→ WRITTEN REQUEST: Find the lines holding the word "document" and collect them.
>> START EXERCISE MATERIAL
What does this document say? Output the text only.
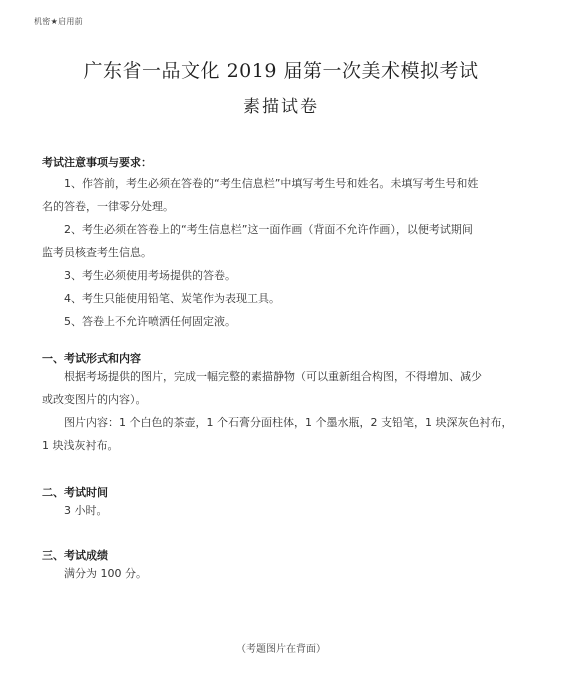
机密★启用前
广东省一品文化 2019 届第一次美术模拟考试
素描试卷
考试注意事项与要求：
1、作答前，考生必须在答卷的“考生信息栏”中填写考生号和姓名。未填写考生号和姓
名的答卷，一律零分处理。
2、考生必须在答卷上的“考生信息栏”这一面作画（背面不允许作画），以便考试期间
监考员核查考生信息。
3、考生必须使用考场提供的答卷。
4、考生只能使用铅笔、炭笔作为表现工具。
5、答卷上不允许喷洒任何固定液。
一、考试形式和内容
根据考场提供的图片，完成一幅完整的素描静物（可以重新组合构图，不得增加、减少
或改变图片的内容）。
图片内容：1 个白色的茶壶，1 个石膏分面柱体，1 个墨水瓶，2 支铅笔，1 块深灰色衬布，
1 块浅灰衬布。
二、考试时间
3 小时。
三、考试成绩
满分为 100 分。
（考题图片在背面）
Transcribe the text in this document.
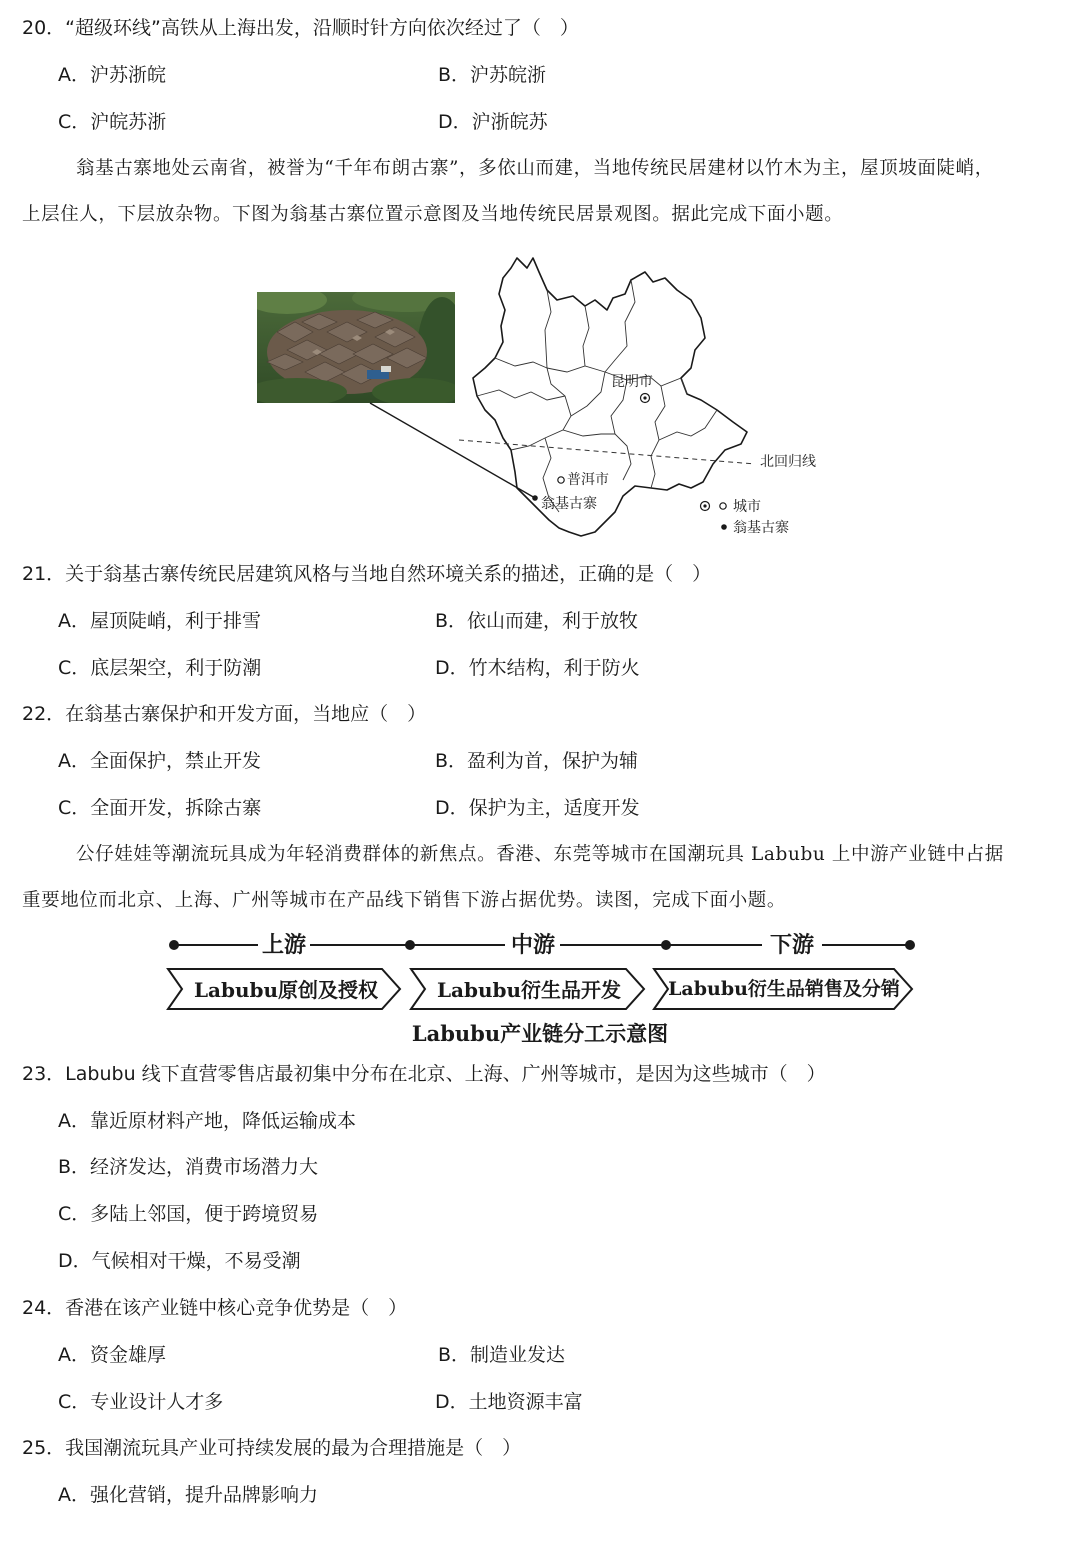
20．“超级环线”高铁从上海出发，沿顺时针方向依次经过了（　）
A．沪苏浙皖	B．沪苏皖浙
C．沪皖苏浙	D．沪浙皖苏
翁基古寨地处云南省，被誉为“千年布朗古寨”，多依山而建，当地传统民居建材以竹木为主，屋顶坡面陡峭，
上层住人，下层放杂物。下图为翁基古寨位置示意图及当地传统民居景观图。据此完成下面小题。
北回归线
昆明市
普洱市
翁基古寨	城市
翁基古寨
21．关于翁基古寨传统民居建筑风格与当地自然环境关系的描述，正确的是（　）
A．屋顶陡峭，利于排雪	B．依山而建，利于放牧
C．底层架空，利于防潮	D．竹木结构，利于防火
22．在翁基古寨保护和开发方面，当地应（　）
A．全面保护，禁止开发	B．盈利为首，保护为辅
C．全面开发，拆除古寨	D．保护为主，适度开发
公仔娃娃等潮流玩具成为年轻消费群体的新焦点。香港、东莞等城市在国潮玩具 Labubu 上中游产业链中占据
重要地位而北京、上海、广州等城市在产品线下销售下游占据优势。读图，完成下面小题。
上游	中游	下游
Labubu原创及授权	Labubu衍生品开发 Labubu衍生品销售及分销
Labubu产业链分工示意图
23．Labubu 线下直营零售店最初集中分布在北京、上海、广州等城市，是因为这些城市（　）
A．靠近原材料产地，降低运输成本
B．经济发达，消费市场潜力大
C．多陆上邻国，便于跨境贸易
D．气候相对干燥，不易受潮
24．香港在该产业链中核心竞争优势是（　）
A．资金雄厚	B．制造业发达
C．专业设计人才多	D．土地资源丰富
25．我国潮流玩具产业可持续发展的最为合理措施是（　）
A．强化营销，提升品牌影响力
>> END EXERCISE MATERIAL
→ RESPONSE TO THE EXERCISE:
What does this document say? Output the text only.
Transcribe the text in this document.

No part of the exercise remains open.